> [Instruction]:
Each line of the listing that contains the word "四川击浪体育文化发展有限公司" is to be copied.

> [Entries]:
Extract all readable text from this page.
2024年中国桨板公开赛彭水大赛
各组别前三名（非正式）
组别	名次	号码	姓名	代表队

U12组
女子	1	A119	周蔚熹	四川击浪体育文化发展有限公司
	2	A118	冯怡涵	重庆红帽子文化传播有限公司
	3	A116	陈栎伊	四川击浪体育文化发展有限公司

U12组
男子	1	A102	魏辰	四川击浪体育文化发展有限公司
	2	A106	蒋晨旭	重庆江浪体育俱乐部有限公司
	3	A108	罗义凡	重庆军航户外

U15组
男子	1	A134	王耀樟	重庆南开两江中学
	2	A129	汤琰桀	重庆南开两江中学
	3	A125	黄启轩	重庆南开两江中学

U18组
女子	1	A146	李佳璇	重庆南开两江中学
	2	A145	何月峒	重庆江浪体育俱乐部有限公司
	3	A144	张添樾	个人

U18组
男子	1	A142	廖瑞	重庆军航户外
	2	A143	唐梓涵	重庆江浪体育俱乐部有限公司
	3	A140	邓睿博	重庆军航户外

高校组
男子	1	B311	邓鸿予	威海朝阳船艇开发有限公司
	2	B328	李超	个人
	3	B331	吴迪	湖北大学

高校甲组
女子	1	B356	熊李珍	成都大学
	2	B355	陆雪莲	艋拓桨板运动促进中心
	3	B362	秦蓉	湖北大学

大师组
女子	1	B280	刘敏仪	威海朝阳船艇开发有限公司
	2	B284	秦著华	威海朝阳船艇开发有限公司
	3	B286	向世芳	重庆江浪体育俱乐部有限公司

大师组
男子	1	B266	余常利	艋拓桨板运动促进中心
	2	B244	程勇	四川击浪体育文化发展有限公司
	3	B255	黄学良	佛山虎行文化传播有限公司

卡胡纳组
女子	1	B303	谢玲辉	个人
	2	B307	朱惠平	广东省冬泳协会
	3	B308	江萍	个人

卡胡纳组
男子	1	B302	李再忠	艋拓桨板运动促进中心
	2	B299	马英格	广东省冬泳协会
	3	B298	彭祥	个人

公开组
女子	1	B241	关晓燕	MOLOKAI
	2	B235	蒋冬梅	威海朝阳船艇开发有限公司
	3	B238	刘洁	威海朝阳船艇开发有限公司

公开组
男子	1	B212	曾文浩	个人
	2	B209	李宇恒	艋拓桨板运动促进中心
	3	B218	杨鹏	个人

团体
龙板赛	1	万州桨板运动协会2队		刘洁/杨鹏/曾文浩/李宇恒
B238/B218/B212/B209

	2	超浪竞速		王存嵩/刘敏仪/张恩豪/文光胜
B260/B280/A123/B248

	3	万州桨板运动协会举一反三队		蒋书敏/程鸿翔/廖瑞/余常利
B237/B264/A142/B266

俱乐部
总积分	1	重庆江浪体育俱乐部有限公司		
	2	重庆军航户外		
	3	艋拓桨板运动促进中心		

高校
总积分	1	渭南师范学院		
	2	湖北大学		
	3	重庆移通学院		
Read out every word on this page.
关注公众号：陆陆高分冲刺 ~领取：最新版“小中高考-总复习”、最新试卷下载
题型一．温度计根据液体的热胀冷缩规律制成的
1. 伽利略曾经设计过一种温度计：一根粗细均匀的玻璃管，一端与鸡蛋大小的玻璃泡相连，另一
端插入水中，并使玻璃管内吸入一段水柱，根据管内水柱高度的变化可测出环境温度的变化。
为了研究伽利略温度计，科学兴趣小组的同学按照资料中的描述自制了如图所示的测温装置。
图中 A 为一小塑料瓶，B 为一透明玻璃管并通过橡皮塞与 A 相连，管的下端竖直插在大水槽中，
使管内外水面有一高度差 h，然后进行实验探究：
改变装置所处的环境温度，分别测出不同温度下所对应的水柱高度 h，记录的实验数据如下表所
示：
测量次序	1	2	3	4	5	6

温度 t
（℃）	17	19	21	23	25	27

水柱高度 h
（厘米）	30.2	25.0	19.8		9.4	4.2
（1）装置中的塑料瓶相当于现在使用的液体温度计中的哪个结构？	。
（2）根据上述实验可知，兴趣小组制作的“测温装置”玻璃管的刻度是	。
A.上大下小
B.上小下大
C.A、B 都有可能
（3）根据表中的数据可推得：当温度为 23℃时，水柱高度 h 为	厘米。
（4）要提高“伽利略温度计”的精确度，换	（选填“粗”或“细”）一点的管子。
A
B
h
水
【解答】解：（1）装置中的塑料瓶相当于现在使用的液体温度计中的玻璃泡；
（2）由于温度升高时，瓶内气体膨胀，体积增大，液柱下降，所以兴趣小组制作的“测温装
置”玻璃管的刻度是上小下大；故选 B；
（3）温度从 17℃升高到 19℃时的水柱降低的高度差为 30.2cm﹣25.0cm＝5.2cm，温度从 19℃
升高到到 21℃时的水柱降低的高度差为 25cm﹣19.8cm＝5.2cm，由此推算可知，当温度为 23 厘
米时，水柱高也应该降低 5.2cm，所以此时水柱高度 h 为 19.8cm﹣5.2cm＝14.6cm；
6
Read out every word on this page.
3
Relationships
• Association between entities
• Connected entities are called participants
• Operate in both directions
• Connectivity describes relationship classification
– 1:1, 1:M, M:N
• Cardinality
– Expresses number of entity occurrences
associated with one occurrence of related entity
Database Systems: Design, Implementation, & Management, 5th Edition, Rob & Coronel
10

> [Response]:
女子	1	A119	周蔚熹	四川击浪体育文化发展有限公司
	3	A116	陈栎伊	四川击浪体育文化发展有限公司
男子	1	A102	魏辰	四川击浪体育文化发展有限公司
	2	B244	程勇	四川击浪体育文化发展有限公司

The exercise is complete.